Problem description: Starting with the first line and ending with the last, copy the entries word for word.
(Beginning of Data to examine)
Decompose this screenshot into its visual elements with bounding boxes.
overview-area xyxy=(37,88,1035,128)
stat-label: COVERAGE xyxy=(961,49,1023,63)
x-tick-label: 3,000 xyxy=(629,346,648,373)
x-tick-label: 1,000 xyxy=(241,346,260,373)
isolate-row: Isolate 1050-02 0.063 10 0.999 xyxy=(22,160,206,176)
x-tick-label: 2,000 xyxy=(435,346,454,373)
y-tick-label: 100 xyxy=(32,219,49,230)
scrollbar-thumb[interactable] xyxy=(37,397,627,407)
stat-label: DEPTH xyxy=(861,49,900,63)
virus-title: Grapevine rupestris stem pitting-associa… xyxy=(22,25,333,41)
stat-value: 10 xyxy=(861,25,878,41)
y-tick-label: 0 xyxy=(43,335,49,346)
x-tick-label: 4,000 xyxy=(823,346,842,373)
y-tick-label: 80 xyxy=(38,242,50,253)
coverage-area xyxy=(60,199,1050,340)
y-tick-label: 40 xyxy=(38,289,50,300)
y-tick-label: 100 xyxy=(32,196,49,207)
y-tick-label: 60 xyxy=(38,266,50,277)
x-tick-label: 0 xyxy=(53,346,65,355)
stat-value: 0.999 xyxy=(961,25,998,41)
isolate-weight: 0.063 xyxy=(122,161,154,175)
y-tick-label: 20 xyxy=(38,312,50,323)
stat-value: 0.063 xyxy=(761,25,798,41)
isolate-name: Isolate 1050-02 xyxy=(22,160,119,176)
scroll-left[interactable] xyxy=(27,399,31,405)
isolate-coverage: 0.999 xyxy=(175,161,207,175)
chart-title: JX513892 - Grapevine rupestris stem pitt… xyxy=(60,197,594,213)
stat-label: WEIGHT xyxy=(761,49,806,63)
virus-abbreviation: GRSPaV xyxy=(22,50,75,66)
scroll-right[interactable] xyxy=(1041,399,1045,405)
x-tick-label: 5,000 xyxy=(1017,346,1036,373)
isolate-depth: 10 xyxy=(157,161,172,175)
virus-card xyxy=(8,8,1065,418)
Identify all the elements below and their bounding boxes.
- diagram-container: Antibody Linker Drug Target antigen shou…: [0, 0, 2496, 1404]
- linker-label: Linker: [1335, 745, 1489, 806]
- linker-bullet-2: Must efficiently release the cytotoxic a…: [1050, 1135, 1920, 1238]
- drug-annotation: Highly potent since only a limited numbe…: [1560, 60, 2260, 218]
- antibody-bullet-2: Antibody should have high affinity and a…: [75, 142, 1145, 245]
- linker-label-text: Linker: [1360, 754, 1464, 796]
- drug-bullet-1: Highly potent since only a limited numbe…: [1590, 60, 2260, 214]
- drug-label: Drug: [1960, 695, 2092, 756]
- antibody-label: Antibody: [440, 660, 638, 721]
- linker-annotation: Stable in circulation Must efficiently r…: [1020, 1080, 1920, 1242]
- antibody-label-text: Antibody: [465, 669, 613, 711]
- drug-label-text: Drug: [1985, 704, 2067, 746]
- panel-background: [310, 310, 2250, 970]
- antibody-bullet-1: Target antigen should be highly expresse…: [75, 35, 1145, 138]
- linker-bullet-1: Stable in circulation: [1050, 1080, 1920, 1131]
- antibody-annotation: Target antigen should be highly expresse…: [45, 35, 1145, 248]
(End of Data to examine)
Finished exercise:
Decompose this screenshot into its visual elements with bounding boxes.
overview-area xyxy=(37,88,1035,128)
stat-label: COVERAGE xyxy=(961,49,1023,63)
x-tick-label: 3,000 xyxy=(629,346,648,373)
x-tick-label: 1,000 xyxy=(241,346,260,373)
isolate-row: Isolate 1050-02 0.063 10 0.999 xyxy=(22,160,206,176)
x-tick-label: 2,000 xyxy=(435,346,454,373)
y-tick-label: 100 xyxy=(32,219,49,230)
scrollbar-thumb[interactable] xyxy=(37,397,627,407)
stat-label: DEPTH xyxy=(861,49,900,63)
virus-title: Grapevine rupestris stem pitting-associa… xyxy=(22,25,333,41)
stat-value: 10 xyxy=(861,25,878,41)
y-tick-label: 0 xyxy=(43,335,49,346)
x-tick-label: 4,000 xyxy=(823,346,842,373)
y-tick-label: 80 xyxy=(38,242,50,253)
coverage-area xyxy=(60,199,1050,340)
y-tick-label: 40 xyxy=(38,289,50,300)
y-tick-label: 100 xyxy=(32,196,49,207)
y-tick-label: 60 xyxy=(38,266,50,277)
x-tick-label: 0 xyxy=(53,346,65,355)
stat-value: 0.999 xyxy=(961,25,998,41)
isolate-weight: 0.063 xyxy=(122,161,154,175)
y-tick-label: 20 xyxy=(38,312,50,323)
stat-value: 0.063 xyxy=(761,25,798,41)
isolate-name: Isolate 1050-02 xyxy=(22,160,119,176)
scroll-left[interactable] xyxy=(27,399,31,405)
isolate-coverage: 0.999 xyxy=(175,161,207,175)
chart-title: JX513892 - Grapevine rupestris stem pitt… xyxy=(60,197,594,213)
stat-label: WEIGHT xyxy=(761,49,806,63)
virus-abbreviation: GRSPaV xyxy=(22,50,75,66)
scroll-right[interactable] xyxy=(1041,399,1045,405)
x-tick-label: 5,000 xyxy=(1017,346,1036,373)
isolate-depth: 10 xyxy=(157,161,172,175)
virus-card xyxy=(8,8,1065,418)
Identify all the elements below and their bounding boxes.
- diagram-container: Antibody Linker Drug Target antigen shou…: [0, 0, 2496, 1404]
- linker-label: Linker: [1335, 745, 1489, 806]
- linker-bullet-2: Must efficiently release the cytotoxic a…: [1050, 1135, 1920, 1238]
- drug-annotation: Highly potent since only a limited numbe…: [1560, 60, 2260, 218]
- antibody-bullet-2: Antibody should have high affinity and a…: [75, 142, 1145, 245]
- linker-label-text: Linker: [1360, 754, 1464, 796]
- drug-bullet-1: Highly potent since only a limited numbe…: [1590, 60, 2260, 214]
- drug-label: Drug: [1960, 695, 2092, 756]
- antibody-label: Antibody: [440, 660, 638, 721]
- linker-annotation: Stable in circulation Must efficiently r…: [1020, 1080, 1920, 1242]
- antibody-label-text: Antibody: [465, 669, 613, 711]
- drug-label-text: Drug: [1985, 704, 2067, 746]
- panel-background: [310, 310, 2250, 970]
- antibody-bullet-1: Target antigen should be highly expresse…: [75, 35, 1145, 138]
- linker-bullet-1: Stable in circulation: [1050, 1080, 1920, 1131]
- antibody-annotation: Target antigen should be highly expresse…: [45, 35, 1145, 248]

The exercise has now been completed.